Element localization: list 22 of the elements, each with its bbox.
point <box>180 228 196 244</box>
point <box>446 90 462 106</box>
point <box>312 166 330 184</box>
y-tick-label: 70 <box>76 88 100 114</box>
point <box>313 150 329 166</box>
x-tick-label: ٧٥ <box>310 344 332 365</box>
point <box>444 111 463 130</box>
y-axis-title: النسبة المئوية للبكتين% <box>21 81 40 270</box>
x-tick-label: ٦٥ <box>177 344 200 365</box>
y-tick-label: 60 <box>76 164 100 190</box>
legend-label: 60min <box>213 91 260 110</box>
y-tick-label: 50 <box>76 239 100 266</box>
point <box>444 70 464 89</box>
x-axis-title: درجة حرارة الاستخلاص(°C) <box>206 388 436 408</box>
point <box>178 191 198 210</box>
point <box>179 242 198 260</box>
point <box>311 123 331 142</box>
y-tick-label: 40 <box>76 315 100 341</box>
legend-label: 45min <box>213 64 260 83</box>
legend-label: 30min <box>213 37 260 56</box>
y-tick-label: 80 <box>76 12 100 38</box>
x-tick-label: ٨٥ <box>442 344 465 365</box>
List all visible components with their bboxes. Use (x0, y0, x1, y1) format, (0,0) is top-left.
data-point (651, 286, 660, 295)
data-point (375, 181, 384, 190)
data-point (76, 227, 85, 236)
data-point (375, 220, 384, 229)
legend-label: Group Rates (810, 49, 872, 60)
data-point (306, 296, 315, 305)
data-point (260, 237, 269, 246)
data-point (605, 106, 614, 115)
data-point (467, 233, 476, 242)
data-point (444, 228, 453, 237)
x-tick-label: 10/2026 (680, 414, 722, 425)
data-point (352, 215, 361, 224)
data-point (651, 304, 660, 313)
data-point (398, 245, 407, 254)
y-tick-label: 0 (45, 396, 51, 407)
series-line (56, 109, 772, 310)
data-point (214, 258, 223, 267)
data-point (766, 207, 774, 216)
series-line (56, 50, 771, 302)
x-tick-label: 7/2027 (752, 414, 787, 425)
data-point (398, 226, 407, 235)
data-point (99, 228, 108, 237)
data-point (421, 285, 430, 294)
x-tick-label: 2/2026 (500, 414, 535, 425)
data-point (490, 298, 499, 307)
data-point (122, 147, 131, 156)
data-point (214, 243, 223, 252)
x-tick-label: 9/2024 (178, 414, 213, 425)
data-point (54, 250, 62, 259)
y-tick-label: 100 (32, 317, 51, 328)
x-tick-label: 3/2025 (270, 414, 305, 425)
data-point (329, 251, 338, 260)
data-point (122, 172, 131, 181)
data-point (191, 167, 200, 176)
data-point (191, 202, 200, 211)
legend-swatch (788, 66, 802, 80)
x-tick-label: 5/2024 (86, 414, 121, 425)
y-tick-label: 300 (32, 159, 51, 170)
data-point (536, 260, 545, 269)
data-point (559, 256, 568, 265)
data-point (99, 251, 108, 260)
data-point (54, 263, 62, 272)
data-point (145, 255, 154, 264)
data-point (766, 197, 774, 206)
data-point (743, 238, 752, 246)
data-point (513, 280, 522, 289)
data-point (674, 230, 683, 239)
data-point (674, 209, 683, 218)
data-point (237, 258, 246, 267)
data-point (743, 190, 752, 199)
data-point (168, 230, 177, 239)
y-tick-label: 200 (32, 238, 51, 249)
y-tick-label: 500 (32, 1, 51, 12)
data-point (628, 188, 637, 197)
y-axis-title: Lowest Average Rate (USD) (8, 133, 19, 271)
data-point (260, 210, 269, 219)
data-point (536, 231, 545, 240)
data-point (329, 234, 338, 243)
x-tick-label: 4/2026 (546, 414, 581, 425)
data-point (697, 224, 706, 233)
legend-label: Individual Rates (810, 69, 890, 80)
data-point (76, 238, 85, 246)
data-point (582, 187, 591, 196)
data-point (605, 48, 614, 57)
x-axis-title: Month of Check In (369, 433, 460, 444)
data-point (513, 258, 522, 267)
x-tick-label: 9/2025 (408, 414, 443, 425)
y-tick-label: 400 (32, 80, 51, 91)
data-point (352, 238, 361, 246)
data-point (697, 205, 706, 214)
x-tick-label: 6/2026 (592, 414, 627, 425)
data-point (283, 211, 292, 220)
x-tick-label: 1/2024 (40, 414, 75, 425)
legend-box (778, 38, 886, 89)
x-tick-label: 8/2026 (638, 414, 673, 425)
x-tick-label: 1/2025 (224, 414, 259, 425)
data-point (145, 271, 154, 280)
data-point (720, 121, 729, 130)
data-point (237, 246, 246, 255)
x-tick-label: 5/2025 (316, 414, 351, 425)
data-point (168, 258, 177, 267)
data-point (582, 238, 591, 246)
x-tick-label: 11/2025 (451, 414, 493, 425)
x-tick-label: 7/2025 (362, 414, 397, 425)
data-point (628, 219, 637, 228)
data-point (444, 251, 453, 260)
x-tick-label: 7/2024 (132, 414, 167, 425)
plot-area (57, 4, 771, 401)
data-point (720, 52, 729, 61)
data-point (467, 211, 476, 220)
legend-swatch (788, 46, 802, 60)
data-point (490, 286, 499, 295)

___

**Your task**
Find every line in the rows above that contains the string "series", where case counts, and copy each of those lines.

**The answer**
series-line (56, 109, 772, 310)
series-line (56, 50, 771, 302)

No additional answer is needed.